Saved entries
********
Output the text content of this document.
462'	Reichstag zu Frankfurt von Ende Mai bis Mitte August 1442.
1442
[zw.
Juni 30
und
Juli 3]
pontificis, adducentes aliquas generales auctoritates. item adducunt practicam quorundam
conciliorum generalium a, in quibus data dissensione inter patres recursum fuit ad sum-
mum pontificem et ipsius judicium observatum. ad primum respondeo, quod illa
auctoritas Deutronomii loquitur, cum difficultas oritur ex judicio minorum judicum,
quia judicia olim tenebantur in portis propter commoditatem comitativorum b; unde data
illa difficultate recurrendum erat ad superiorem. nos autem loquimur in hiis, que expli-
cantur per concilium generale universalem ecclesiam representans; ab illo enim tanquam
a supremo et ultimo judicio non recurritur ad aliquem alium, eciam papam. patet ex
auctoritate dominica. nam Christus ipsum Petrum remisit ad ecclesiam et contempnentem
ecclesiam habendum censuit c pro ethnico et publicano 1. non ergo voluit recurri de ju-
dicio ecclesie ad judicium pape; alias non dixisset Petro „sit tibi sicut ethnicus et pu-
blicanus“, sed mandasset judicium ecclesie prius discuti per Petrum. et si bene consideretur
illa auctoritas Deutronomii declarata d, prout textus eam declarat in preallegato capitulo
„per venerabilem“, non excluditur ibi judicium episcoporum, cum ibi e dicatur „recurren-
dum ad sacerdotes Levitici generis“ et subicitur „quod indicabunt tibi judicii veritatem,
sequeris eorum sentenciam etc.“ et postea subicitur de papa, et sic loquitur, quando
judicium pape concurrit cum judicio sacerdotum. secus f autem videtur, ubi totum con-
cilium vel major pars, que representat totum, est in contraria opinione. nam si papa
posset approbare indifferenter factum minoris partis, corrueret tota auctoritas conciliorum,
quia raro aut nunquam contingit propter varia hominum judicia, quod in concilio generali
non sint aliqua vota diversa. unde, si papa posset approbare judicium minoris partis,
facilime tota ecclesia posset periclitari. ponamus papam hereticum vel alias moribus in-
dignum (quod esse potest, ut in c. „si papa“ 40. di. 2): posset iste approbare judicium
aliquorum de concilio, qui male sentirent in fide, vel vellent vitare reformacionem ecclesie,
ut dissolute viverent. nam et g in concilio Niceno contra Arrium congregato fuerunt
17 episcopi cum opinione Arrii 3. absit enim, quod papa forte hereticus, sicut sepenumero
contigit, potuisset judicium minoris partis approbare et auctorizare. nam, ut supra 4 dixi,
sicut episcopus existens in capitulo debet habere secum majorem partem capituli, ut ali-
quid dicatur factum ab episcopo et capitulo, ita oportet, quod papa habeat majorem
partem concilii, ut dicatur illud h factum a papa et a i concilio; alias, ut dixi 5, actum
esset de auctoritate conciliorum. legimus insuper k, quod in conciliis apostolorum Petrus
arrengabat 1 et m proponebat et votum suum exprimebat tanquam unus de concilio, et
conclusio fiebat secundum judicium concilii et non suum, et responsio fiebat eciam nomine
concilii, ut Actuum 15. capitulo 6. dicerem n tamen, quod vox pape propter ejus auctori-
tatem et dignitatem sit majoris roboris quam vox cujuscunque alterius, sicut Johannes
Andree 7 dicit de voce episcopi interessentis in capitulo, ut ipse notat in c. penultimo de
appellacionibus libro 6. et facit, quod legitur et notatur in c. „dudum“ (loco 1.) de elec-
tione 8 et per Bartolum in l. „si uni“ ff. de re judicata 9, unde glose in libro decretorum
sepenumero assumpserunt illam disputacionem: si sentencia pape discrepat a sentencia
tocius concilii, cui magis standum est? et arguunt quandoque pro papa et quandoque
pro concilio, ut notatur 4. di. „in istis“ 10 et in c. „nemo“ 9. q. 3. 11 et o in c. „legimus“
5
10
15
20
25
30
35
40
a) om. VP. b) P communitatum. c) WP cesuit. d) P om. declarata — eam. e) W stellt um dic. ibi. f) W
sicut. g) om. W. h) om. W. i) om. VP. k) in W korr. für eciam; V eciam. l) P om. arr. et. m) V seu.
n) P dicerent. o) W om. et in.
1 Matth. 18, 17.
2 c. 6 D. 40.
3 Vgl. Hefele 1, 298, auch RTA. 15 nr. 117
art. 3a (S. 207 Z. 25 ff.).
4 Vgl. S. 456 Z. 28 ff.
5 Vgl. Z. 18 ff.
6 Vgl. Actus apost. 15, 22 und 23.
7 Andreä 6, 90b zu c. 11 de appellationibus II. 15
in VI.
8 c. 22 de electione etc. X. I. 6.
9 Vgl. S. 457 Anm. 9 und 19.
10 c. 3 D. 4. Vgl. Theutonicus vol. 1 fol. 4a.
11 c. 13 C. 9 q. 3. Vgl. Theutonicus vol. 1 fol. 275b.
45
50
********
Keep only the lines that hold the string "Theutonicus", and copy them out.

EXERCISE RESPONSE:
10 c. 3 D. 4. Vgl. Theutonicus vol. 1 fol. 4a.
11 c. 13 C. 9 q. 3. Vgl. Theutonicus vol. 1 fol. 275b.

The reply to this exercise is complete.